Write the records out again, keeping each line exactly as it is.
....................
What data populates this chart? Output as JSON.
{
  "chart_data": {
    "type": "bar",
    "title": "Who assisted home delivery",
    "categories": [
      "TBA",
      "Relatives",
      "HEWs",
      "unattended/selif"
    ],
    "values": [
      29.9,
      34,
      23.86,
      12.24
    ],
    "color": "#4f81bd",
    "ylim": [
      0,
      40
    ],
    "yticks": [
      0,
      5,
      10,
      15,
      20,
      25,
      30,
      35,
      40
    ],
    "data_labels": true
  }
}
....................
» **The response**:
What data populates this chart? Output as JSON.
{
  "chart_data": {
    "type": "bar",
    "title": "Who assisted home delivery",
    "categories": [
      "TBA",
      "Relatives",
      "HEWs",
      "unattended/selif"
    ],
    "values": [
      29.9,
      34,
      23.86,
      12.24
    ],
    "color": "#4f81bd",
    "ylim": [
      0,
      40
    ],
    "yticks": [
      0,
      5,
      10,
      15,
      20,
      25,
      30,
      35,
      40
    ],
    "data_labels": true
  }
}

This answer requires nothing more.